- GOAL OF THE EXERCISE:
Pull every line containing the word "입력하세요" from the records.
====== SUPPLIED ENTRIES ======
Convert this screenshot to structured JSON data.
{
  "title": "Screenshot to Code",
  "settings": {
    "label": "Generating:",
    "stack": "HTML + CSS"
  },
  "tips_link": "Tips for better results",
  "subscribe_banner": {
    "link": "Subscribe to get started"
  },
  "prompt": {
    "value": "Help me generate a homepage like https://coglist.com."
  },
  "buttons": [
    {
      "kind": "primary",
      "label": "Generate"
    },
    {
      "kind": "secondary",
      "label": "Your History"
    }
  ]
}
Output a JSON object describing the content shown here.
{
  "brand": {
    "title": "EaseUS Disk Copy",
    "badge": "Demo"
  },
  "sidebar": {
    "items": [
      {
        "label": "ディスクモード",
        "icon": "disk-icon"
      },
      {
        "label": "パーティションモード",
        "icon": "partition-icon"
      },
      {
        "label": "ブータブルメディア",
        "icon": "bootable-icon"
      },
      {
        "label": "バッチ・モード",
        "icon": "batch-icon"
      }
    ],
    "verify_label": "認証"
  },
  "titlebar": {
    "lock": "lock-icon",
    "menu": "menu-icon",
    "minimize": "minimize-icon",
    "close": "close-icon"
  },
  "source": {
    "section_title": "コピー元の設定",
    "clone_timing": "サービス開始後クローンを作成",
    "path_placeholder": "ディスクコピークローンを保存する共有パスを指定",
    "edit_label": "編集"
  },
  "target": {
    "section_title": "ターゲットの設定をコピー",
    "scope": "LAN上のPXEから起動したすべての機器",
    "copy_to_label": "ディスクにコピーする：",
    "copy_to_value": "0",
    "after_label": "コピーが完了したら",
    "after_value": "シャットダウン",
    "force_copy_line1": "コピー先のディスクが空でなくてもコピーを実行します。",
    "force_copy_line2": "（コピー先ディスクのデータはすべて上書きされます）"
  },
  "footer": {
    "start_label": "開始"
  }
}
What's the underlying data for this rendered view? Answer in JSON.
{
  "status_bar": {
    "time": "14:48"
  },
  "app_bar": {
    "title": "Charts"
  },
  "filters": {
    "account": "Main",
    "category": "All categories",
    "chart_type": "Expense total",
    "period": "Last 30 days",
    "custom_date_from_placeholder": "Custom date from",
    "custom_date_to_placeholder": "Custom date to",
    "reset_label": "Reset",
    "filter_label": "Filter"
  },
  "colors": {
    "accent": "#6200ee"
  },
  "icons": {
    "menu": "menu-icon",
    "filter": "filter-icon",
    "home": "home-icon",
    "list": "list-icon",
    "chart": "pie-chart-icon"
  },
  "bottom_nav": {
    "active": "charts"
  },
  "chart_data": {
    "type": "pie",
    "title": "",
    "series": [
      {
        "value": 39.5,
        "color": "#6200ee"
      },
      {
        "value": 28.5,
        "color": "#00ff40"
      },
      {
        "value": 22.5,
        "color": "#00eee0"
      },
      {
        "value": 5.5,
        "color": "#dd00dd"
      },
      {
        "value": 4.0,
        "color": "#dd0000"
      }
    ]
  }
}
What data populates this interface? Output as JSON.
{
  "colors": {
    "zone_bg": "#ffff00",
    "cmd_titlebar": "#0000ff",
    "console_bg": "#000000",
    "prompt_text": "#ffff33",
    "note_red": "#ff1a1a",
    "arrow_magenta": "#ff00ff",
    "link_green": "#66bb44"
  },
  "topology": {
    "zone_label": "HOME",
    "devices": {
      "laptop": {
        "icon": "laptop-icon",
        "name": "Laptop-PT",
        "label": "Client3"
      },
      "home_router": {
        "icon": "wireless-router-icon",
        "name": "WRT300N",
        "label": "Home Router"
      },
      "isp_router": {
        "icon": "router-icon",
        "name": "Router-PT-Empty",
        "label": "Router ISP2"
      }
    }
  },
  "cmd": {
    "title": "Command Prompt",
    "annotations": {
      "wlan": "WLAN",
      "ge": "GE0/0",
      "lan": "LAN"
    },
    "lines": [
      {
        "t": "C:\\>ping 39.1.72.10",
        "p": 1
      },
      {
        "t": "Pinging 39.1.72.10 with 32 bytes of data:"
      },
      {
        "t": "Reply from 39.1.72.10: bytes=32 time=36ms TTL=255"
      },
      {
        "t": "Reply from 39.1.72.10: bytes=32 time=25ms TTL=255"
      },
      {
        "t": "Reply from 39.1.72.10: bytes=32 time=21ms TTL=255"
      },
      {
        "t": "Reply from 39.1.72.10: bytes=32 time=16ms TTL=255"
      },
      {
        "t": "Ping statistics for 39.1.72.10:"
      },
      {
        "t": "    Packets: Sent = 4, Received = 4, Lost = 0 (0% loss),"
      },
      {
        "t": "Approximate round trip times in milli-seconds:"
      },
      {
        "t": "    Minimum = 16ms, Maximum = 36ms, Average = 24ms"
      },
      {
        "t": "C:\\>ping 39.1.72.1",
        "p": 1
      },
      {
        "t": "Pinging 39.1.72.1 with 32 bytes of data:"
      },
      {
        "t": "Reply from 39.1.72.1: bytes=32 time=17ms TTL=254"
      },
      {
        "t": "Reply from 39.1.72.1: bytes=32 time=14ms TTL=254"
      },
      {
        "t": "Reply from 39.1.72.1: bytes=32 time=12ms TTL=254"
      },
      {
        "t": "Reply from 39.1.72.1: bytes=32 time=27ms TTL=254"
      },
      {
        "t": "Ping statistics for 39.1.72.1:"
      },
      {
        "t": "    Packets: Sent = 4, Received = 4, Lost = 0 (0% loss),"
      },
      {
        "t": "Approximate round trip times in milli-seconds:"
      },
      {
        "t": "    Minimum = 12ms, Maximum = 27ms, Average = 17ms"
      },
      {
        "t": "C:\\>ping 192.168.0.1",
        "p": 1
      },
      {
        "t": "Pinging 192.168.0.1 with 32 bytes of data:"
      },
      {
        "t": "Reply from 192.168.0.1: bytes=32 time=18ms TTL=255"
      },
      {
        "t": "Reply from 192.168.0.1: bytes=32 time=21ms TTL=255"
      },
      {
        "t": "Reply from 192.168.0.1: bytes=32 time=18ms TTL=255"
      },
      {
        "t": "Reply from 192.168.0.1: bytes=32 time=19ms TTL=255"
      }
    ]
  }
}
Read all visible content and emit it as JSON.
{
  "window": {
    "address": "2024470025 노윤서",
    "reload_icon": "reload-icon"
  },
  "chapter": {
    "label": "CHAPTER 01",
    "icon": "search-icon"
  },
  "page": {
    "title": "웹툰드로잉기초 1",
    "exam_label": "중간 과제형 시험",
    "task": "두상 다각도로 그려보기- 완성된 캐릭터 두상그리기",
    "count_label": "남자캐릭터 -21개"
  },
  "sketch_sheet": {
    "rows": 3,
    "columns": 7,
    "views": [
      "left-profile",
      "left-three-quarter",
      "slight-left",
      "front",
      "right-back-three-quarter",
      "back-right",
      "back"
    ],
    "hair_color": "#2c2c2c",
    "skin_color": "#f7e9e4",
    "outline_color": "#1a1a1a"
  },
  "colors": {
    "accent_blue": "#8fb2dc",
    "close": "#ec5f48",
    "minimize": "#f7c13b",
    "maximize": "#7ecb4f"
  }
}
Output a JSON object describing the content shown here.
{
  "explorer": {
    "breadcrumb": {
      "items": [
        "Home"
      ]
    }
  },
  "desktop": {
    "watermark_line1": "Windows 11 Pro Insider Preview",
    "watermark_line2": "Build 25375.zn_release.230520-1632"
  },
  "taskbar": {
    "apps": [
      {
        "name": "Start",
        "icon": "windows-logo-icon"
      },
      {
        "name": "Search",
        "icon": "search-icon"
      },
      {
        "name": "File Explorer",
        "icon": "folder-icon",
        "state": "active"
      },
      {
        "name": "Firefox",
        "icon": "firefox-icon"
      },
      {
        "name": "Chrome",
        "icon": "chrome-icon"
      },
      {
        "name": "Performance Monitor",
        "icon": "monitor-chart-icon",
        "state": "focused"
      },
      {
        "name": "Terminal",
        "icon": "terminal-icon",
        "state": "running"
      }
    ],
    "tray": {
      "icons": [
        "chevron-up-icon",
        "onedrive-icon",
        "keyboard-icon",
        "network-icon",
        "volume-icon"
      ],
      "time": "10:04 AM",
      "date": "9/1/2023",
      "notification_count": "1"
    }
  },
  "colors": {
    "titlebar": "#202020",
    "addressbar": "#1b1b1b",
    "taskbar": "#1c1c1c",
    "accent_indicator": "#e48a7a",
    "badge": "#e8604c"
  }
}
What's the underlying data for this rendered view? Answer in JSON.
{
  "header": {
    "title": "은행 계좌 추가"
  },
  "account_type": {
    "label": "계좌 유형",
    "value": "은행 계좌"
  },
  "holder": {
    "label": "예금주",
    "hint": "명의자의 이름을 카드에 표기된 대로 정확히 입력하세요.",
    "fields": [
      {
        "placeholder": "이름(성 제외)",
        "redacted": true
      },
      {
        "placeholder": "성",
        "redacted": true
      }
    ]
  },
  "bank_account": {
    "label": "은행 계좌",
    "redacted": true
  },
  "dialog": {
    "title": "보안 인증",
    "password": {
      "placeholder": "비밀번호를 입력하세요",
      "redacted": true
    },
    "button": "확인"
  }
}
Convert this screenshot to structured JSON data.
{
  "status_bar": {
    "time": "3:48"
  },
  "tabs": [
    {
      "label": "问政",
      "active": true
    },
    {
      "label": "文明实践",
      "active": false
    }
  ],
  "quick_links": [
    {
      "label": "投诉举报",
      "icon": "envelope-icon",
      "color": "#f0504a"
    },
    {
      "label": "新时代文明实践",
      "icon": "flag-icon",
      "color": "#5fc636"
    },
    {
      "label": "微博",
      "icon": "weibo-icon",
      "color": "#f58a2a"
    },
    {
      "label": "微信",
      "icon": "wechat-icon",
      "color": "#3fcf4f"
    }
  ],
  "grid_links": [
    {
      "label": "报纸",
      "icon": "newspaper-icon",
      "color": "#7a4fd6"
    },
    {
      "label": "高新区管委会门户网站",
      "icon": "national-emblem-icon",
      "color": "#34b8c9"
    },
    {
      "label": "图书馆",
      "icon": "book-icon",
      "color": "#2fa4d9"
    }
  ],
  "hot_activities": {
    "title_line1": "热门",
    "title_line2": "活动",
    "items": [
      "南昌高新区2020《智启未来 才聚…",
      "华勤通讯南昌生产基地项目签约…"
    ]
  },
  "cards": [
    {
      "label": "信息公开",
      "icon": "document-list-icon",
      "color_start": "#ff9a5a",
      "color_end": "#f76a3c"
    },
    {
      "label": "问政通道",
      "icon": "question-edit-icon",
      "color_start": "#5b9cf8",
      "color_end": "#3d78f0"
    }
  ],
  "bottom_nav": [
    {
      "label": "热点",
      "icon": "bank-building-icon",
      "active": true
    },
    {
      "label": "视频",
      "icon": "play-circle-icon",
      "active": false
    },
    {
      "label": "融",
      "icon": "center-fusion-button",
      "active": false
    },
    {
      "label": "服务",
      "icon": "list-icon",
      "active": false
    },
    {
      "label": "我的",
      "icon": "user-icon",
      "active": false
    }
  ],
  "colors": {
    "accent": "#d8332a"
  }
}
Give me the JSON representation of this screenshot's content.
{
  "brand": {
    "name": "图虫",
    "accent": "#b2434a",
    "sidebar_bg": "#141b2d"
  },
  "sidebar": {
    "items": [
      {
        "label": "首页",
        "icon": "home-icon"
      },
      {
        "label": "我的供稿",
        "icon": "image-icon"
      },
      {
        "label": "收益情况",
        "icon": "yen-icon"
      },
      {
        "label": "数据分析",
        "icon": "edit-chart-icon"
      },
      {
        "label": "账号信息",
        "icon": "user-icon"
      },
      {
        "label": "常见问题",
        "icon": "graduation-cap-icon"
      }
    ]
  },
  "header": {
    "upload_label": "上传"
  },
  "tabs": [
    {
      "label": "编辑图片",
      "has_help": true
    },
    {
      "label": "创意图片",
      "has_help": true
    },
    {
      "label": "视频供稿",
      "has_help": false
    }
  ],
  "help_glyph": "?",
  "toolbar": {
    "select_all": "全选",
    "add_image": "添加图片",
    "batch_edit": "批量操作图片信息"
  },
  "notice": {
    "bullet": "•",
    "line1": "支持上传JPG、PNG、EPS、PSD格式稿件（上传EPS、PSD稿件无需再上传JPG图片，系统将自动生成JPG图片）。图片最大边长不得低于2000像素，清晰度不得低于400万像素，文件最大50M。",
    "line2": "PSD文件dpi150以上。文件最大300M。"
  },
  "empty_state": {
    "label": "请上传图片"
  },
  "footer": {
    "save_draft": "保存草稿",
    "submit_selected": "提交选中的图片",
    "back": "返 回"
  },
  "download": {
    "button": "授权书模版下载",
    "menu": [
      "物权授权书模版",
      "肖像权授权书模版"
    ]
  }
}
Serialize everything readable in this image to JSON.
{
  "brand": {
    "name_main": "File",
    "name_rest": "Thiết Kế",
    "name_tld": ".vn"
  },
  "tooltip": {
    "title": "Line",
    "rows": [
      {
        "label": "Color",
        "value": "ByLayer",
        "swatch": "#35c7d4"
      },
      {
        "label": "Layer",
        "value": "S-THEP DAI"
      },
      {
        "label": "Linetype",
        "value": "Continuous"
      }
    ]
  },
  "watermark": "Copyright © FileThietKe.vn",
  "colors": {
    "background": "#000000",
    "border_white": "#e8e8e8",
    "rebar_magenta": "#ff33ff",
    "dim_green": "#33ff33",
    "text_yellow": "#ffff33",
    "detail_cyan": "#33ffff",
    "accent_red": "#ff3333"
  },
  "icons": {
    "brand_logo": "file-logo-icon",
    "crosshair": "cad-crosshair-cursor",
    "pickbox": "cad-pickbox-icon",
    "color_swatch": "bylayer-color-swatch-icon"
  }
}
======
- COMPLETE OUTPUT:
    "hint": "명의자의 이름을 카드에 표기된 대로 정확히 입력하세요.",
      "placeholder": "비밀번호를 입력하세요",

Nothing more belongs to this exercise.